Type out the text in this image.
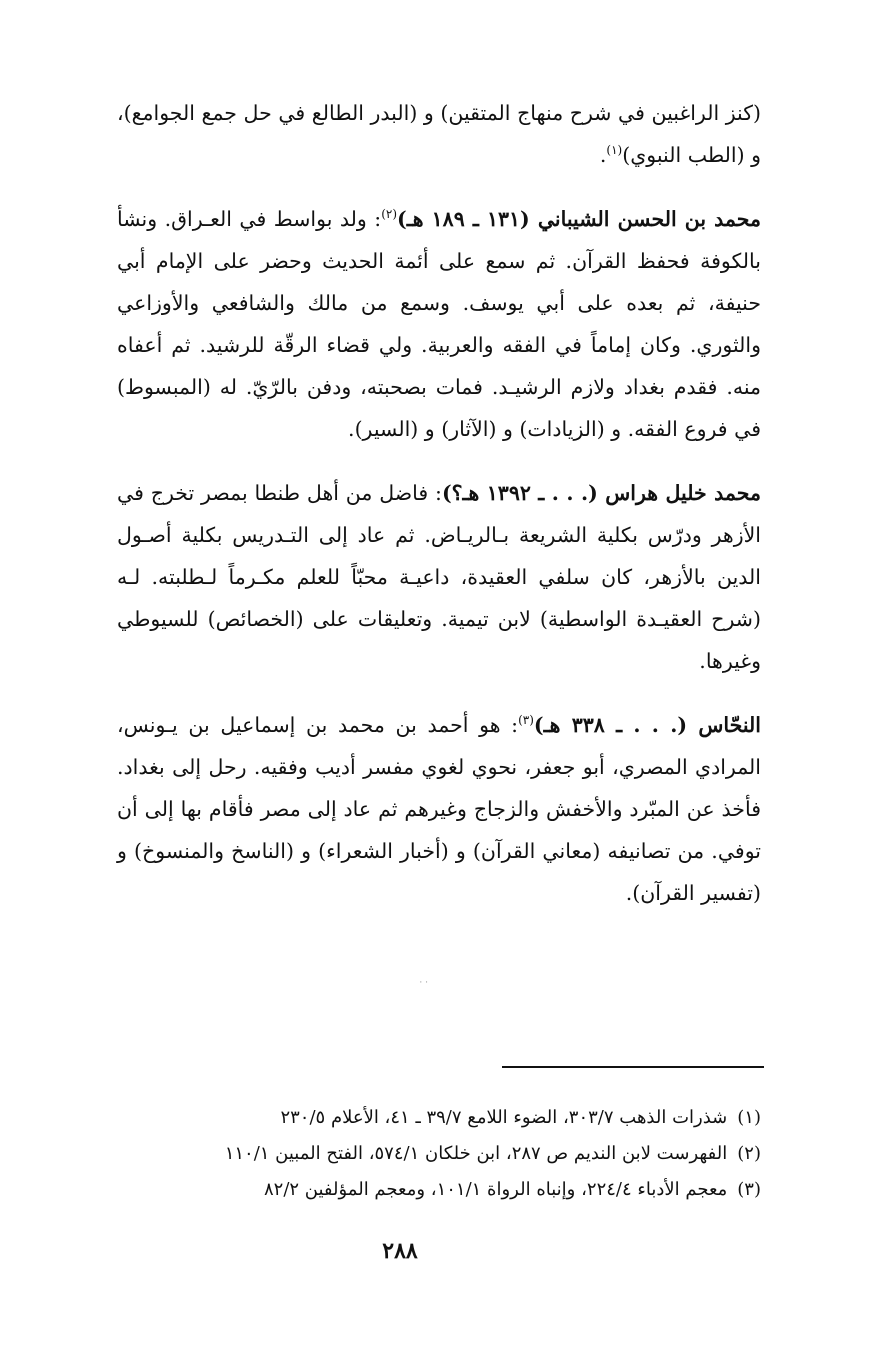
(كنز الراغبين في شرح منهاج المتقين) و (البدر الطالع في حل جمع الجوامع)، و (الطب النبوي)$^{(١)}$.

محمد بن الحسن الشيباني (١٣١ ـ ١٨٩ هـ)$^{(٢)}$: ولد بواسط في العـراق. ونشأ بالكوفة فحفظ القرآن. ثم سمع على أئمة الحديث وحضر على الإمام أبي حنيفة، ثم بعده على أبي يوسف. وسمع من مالك والشافعي والأوزاعي والثوري. وكان إماماً في الفقه والعربية. ولي قضاء الرقّة للرشيد. ثم أعفاه منه. فقدم بغداد ولازم الرشيـد. فمات بصحبته، ودفن بالرّيّ. له (المبسوط) في فروع الفقه. و (الزيادات) و (الآثار) و (السير).

محمد خليل هراس (. . . ـ ١٣٩٢ هـ؟): فاضل من أهل طنطا بمصر تخرج في الأزهر ودرّس بكلية الشريعة بـالريـاض. ثم عاد إلى التـدريس بكلية أصـول الدين بالأزهر، كان سلفي العقيدة، داعيـة محبّاً للعلم مكـرماً لـطلبته. لـه (شرح العقيـدة الواسطية) لابن تيمية. وتعليقات على (الخصائص) للسيوطي وغيرها.

النحّاس (. . . ـ ٣٣٨ هـ)$^{(٣)}$: هو أحمد بن محمد بن إسماعيل بن يـونس، المرادي المصري، أبو جعفر، نحوي لغوي مفسر أديب وفقيه. رحل إلى بغداد. فأخذ عن المبّرد والأخفش والزجاج وغيرهم ثم عاد إلى مصر فأقام بها إلى أن توفي. من تصانيفه (معاني القرآن) و (أخبار الشعراء) و (الناسخ والمنسوخ) و (تفسير القرآن).

· ·
(١)شذرات الذهب ٣٠٣/٧، الضوء اللامع ٣٩/٧ ـ ٤١، الأعلام ٢٣٠/٥
(٢)الفهرست لابن النديم ص ٢٨٧، ابن خلكان ٥٧٤/١، الفتح المبين ١١٠/١
(٣)معجم الأدباء ٢٢٤/٤، وإنباه الرواة ١٠١/١، ومعجم المؤلفين ٨٢/٢
٢٨٨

Instructions to follow: Your task is an exact transcription of all the data, minus the pictures.

The solution:
Type out the text in this image.
(كنز الراغبين في شرح منهاج المتقين) و (البدر الطالع في حل جمع الجوامع)، و (الطب النبوي)$^{(١)}$.

محمد بن الحسن الشيباني (١٣١ ـ ١٨٩ هـ)$^{(٢)}$: ولد بواسط في العـراق. ونشأ بالكوفة فحفظ القرآن. ثم سمع على أئمة الحديث وحضر على الإمام أبي حنيفة، ثم بعده على أبي يوسف. وسمع من مالك والشافعي والأوزاعي والثوري. وكان إماماً في الفقه والعربية. ولي قضاء الرقّة للرشيد. ثم أعفاه منه. فقدم بغداد ولازم الرشيـد. فمات بصحبته، ودفن بالرّيّ. له (المبسوط) في فروع الفقه. و (الزيادات) و (الآثار) و (السير).

محمد خليل هراس (. . . ـ ١٣٩٢ هـ؟): فاضل من أهل طنطا بمصر تخرج في الأزهر ودرّس بكلية الشريعة بـالريـاض. ثم عاد إلى التـدريس بكلية أصـول الدين بالأزهر، كان سلفي العقيدة، داعيـة محبّاً للعلم مكـرماً لـطلبته. لـه (شرح العقيـدة الواسطية) لابن تيمية. وتعليقات على (الخصائص) للسيوطي وغيرها.

النحّاس (. . . ـ ٣٣٨ هـ)$^{(٣)}$: هو أحمد بن محمد بن إسماعيل بن يـونس، المرادي المصري، أبو جعفر، نحوي لغوي مفسر أديب وفقيه. رحل إلى بغداد. فأخذ عن المبّرد والأخفش والزجاج وغيرهم ثم عاد إلى مصر فأقام بها إلى أن توفي. من تصانيفه (معاني القرآن) و (أخبار الشعراء) و (الناسخ والمنسوخ) و (تفسير القرآن).

· ·
(١)شذرات الذهب ٣٠٣/٧، الضوء اللامع ٣٩/٧ ـ ٤١، الأعلام ٢٣٠/٥
(٢)الفهرست لابن النديم ص ٢٨٧، ابن خلكان ٥٧٤/١، الفتح المبين ١١٠/١
(٣)معجم الأدباء ٢٢٤/٤، وإنباه الرواة ١٠١/١، ومعجم المؤلفين ٨٢/٢
٢٨٨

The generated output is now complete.